ESTRATTO DELLA FONTE.
********

Nel film si vedono spesso delle torture, ad opera di esponenti di entrambe le parti. E' una rappresentazione realistica? Ha avuto problemi a mostrare queste sequenze? Juhn Jaihong: E' la realtà, anche i servizi segreti del Sud usano questi metodi, e non se ne parla molto spesso. Tuttavia, un film è un film, e fortunatamente noi non abbiamo problemi di censura. Comunque, ho voluto evitare lo stereotipo che mostra i nordcoreani come cattivi, ma ho voluto al contrario mettere le due parti sullo stesso piano; inoltre, il film si interroga su che vita potrebbe avere un nordcoreano se si trovasse a vivere nel sud.Signora Kim, com'è stato lavorare con un partner maschile che non parla mai? Kim Gyu-ri: Intanto volevo ringraziarla per la domanda: a Venezia mi è capitato di presenziare a una conferenza stampa senza essere mai interpellata, ed ero pronta a fare lo stesso anche qui! In effetti il personaggio maschile non parla mai, mentre io al contrario parlo tantissimo: parlo senza avere nessuna risposta, e all'inizio questo mi dava una sensazione strana. Andando avanti, tuttavia, sono stata sempre più capace di capire gli sguardi di lui, sguardi che, come ha detto il regista, si fanno sempre più trasparenti, onesti, insomma umani. Per il ruolo, comunque, ho dovuto fare una full immersion di 2 giorni per imparare il dialetto nordcoreano, e inoltre è da sottolineare che nessuno di noi, dagli attori alla troupe, ha avuto alcun compenso. Sono arrivata nel cast a film già iniziato, avrei potuto rifiutare, ma il progetto stesso ne sarebbe risultato a rischio: così, ho sentito questa forte responsabilità e ho deciso di accettare.
Il film mostra fatti drammatici, ma si coglie anche una certa ironia. E' qualcosa che appare tale solo a noi occidentali, o c'era una precisa intenzione il tal senso? Juhn Jaihong: Tutto nasce dal modo in cui io vedo la divisione tra le due Coree: faccio parte della generazione che non ha conosciuto direttamente la guerra, quindi vedo questa divisione come qualcosa di assurdo, ridicolo. E' un tono che nasce dalla mia ottica, che ho voluto inserire nel film.

********

VOCI FORNITE.
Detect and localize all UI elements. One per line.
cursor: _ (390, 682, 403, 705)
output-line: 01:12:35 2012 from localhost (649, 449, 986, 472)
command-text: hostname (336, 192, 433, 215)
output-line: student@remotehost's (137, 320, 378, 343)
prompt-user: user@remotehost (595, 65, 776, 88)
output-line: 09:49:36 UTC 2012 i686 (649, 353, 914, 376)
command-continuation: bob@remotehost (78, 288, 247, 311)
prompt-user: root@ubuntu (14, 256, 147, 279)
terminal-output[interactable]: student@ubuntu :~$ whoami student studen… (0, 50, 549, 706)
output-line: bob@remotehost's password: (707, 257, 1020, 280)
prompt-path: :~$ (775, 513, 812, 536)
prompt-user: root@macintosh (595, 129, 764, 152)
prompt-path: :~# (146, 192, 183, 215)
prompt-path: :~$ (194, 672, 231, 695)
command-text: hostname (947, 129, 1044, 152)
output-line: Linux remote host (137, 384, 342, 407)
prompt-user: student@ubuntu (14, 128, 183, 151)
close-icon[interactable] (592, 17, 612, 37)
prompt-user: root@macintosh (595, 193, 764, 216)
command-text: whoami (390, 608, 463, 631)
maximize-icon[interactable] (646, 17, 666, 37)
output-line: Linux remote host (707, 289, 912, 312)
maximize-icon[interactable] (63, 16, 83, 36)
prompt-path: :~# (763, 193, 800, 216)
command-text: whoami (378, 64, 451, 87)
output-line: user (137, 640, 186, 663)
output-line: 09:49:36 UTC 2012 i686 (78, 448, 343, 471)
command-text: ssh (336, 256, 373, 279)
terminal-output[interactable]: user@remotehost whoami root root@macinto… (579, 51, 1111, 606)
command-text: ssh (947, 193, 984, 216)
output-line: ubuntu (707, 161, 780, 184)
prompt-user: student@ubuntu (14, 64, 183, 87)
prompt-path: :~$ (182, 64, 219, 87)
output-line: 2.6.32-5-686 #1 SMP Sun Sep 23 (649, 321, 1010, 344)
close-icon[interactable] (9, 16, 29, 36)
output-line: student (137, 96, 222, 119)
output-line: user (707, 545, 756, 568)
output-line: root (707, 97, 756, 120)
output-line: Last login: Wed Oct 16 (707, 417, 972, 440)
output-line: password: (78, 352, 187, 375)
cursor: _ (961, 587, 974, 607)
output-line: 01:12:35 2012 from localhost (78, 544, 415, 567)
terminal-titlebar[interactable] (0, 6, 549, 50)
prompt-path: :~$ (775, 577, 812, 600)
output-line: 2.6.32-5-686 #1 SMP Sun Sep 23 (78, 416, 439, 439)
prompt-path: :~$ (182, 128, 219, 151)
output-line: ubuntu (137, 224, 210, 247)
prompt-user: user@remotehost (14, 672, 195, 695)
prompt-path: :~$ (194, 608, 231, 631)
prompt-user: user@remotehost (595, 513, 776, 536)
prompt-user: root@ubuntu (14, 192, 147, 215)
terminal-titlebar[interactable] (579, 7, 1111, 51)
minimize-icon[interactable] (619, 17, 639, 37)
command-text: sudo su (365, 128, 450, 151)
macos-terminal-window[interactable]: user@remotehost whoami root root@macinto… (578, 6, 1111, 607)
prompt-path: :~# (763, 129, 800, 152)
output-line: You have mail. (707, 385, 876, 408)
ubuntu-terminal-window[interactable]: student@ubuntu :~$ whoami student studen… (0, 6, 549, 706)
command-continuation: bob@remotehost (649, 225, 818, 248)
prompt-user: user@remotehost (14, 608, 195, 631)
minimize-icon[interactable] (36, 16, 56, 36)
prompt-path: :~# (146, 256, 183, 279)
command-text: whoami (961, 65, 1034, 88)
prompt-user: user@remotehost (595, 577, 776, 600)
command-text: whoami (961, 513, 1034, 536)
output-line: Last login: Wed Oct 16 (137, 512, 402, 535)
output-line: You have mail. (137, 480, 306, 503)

********

IL TUO COMPITO.
Rispondi a queste domande sull'estratto:
(a) Quanto è durata la full immersion di Kim Gyu-ri per imparare il dialetto nordcoreano?
(b) In quale città Kim Gyu-ri ha assistito a una conferenza stampa senza essere mai interpellata?
(c) A quale generazione dice di appartenere Juhn Jaihong?
Le voci non servono per rispondere.

RISPOSTA.
(a) Due giorni.
(b) A Venezia.
(c) Alla generazione che non ha conosciuto direttamente la guerra.